Collected data entries

* BEGIN *

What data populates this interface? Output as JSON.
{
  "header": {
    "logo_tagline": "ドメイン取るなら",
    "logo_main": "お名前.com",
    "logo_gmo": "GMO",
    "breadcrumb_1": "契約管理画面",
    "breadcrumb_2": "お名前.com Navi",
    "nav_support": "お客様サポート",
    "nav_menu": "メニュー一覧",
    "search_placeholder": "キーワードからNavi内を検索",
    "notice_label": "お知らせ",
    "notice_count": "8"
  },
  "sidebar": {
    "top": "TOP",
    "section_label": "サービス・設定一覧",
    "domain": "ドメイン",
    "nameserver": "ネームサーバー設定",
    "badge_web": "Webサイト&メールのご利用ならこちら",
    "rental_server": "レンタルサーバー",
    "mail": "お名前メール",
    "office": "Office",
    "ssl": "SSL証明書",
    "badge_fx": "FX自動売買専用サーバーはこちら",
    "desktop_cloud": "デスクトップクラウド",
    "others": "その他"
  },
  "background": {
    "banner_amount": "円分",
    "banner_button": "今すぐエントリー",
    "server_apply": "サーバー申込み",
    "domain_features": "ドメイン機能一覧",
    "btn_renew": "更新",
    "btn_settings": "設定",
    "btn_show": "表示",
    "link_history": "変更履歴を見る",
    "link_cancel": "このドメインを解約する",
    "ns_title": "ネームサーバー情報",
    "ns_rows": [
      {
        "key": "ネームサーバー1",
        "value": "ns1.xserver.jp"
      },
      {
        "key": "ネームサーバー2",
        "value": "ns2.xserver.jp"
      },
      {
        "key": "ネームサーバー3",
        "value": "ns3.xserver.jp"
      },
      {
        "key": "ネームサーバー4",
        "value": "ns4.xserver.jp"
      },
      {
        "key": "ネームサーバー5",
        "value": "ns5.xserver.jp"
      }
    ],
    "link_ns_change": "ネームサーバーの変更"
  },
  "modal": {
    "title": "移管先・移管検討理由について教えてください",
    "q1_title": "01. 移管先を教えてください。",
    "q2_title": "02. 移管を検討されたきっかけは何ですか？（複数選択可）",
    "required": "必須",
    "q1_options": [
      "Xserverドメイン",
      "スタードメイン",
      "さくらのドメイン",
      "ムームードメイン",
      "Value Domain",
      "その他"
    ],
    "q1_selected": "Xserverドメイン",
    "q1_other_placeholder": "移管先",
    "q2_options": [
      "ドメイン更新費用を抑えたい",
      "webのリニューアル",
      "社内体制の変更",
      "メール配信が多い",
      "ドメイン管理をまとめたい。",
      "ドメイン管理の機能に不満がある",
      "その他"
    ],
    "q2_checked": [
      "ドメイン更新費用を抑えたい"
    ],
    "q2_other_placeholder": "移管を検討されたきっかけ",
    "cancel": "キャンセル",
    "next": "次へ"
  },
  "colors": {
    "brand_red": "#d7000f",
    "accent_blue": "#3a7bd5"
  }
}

* END *

- **WHAT THIS TASK INVOLVES**:
Your task is to transcribe the material exactly.

- **REPLY TO THE TASK**:
What data populates this interface? Output as JSON.
{
  "header": {
    "logo_tagline": "ドメイン取るなら",
    "logo_main": "お名前.com",
    "logo_gmo": "GMO",
    "breadcrumb_1": "契約管理画面",
    "breadcrumb_2": "お名前.com Navi",
    "nav_support": "お客様サポート",
    "nav_menu": "メニュー一覧",
    "search_placeholder": "キーワードからNavi内を検索",
    "notice_label": "お知らせ",
    "notice_count": "8"
  },
  "sidebar": {
    "top": "TOP",
    "section_label": "サービス・設定一覧",
    "domain": "ドメイン",
    "nameserver": "ネームサーバー設定",
    "badge_web": "Webサイト&メールのご利用ならこちら",
    "rental_server": "レンタルサーバー",
    "mail": "お名前メール",
    "office": "Office",
    "ssl": "SSL証明書",
    "badge_fx": "FX自動売買専用サーバーはこちら",
    "desktop_cloud": "デスクトップクラウド",
    "others": "その他"
  },
  "background": {
    "banner_amount": "円分",
    "banner_button": "今すぐエントリー",
    "server_apply": "サーバー申込み",
    "domain_features": "ドメイン機能一覧",
    "btn_renew": "更新",
    "btn_settings": "設定",
    "btn_show": "表示",
    "link_history": "変更履歴を見る",
    "link_cancel": "このドメインを解約する",
    "ns_title": "ネームサーバー情報",
    "ns_rows": [
      {
        "key": "ネームサーバー1",
        "value": "ns1.xserver.jp"
      },
      {
        "key": "ネームサーバー2",
        "value": "ns2.xserver.jp"
      },
      {
        "key": "ネームサーバー3",
        "value": "ns3.xserver.jp"
      },
      {
        "key": "ネームサーバー4",
        "value": "ns4.xserver.jp"
      },
      {
        "key": "ネームサーバー5",
        "value": "ns5.xserver.jp"
      }
    ],
    "link_ns_change": "ネームサーバーの変更"
  },
  "modal": {
    "title": "移管先・移管検討理由について教えてください",
    "q1_title": "01. 移管先を教えてください。",
    "q2_title": "02. 移管を検討されたきっかけは何ですか？（複数選択可）",
    "required": "必須",
    "q1_options": [
      "Xserverドメイン",
      "スタードメイン",
      "さくらのドメイン",
      "ムームードメイン",
      "Value Domain",
      "その他"
    ],
    "q1_selected": "Xserverドメイン",
    "q1_other_placeholder": "移管先",
    "q2_options": [
      "ドメイン更新費用を抑えたい",
      "webのリニューアル",
      "社内体制の変更",
      "メール配信が多い",
      "ドメイン管理をまとめたい。",
      "ドメイン管理の機能に不満がある",
      "その他"
    ],
    "q2_checked": [
      "ドメイン更新費用を抑えたい"
    ],
    "q2_other_placeholder": "移管を検討されたきっかけ",
    "cancel": "キャンセル",
    "next": "次へ"
  },
  "colors": {
    "brand_red": "#d7000f",
    "accent_blue": "#3a7bd5"
  }
}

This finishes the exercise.